• **DIRECTIVE**
Below is a block of records. Copy every line in it that contains the word "Victoria".

• **DATA FOR THE TASK**
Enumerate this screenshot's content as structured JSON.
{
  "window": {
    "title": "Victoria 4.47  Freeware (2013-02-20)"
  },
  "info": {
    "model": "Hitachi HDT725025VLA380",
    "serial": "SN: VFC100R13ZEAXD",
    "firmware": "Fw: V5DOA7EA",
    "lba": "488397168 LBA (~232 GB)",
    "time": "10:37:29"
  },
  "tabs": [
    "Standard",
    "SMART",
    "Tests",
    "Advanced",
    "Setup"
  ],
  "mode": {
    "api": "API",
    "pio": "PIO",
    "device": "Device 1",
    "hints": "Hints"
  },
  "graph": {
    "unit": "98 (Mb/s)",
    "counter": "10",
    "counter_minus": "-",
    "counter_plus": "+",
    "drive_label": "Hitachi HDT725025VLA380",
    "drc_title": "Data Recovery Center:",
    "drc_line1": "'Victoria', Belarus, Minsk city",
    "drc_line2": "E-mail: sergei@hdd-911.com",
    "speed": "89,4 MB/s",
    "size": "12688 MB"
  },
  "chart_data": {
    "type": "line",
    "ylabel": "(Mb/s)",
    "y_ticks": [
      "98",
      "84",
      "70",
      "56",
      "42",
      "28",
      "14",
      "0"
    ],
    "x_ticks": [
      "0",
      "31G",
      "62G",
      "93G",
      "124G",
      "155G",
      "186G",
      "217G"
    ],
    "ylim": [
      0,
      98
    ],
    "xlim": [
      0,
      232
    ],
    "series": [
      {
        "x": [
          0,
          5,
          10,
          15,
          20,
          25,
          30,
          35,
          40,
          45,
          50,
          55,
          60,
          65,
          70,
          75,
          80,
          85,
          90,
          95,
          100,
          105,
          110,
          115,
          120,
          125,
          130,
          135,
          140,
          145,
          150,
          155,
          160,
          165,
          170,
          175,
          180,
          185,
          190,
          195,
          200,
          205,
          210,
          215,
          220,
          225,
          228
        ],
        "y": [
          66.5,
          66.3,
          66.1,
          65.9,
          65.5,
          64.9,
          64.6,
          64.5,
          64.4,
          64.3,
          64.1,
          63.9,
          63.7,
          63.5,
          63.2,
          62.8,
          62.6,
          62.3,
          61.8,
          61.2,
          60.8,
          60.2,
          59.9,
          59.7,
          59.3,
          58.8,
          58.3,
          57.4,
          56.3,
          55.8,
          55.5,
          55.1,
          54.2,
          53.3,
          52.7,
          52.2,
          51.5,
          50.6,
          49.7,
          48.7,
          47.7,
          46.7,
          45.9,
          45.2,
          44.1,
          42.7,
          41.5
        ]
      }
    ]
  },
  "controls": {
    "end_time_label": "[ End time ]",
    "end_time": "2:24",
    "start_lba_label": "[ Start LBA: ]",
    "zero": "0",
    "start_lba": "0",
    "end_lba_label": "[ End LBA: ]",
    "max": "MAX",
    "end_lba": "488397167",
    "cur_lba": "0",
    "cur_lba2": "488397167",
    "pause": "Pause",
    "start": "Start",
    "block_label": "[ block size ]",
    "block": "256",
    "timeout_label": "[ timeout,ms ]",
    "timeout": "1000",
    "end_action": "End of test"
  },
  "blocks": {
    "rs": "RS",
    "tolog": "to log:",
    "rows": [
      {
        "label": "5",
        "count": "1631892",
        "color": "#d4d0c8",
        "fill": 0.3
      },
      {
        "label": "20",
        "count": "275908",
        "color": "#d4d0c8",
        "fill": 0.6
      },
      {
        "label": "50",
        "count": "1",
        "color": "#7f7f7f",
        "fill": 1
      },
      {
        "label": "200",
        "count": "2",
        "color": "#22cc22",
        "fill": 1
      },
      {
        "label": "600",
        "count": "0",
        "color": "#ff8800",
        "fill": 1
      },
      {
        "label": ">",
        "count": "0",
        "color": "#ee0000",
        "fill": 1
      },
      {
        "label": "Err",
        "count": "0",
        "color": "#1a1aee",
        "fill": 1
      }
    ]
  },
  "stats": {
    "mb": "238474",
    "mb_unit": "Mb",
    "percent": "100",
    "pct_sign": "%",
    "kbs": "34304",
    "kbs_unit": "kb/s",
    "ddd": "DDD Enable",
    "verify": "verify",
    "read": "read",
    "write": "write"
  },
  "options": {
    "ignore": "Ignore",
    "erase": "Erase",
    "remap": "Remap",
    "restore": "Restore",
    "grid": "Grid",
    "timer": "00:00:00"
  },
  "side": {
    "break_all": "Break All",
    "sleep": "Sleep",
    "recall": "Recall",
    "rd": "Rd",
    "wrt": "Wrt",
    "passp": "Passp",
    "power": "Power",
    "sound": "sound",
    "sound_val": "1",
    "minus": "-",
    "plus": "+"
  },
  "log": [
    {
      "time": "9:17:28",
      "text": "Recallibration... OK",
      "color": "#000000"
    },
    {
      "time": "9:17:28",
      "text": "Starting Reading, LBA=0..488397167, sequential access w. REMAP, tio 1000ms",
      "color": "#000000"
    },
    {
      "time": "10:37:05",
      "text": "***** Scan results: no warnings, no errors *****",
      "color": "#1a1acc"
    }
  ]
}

• **WORKED SOLUTION**
    "title": "Victoria 4.47  Freeware (2013-02-20)"
    "drc_line1": "'Victoria', Belarus, Minsk city",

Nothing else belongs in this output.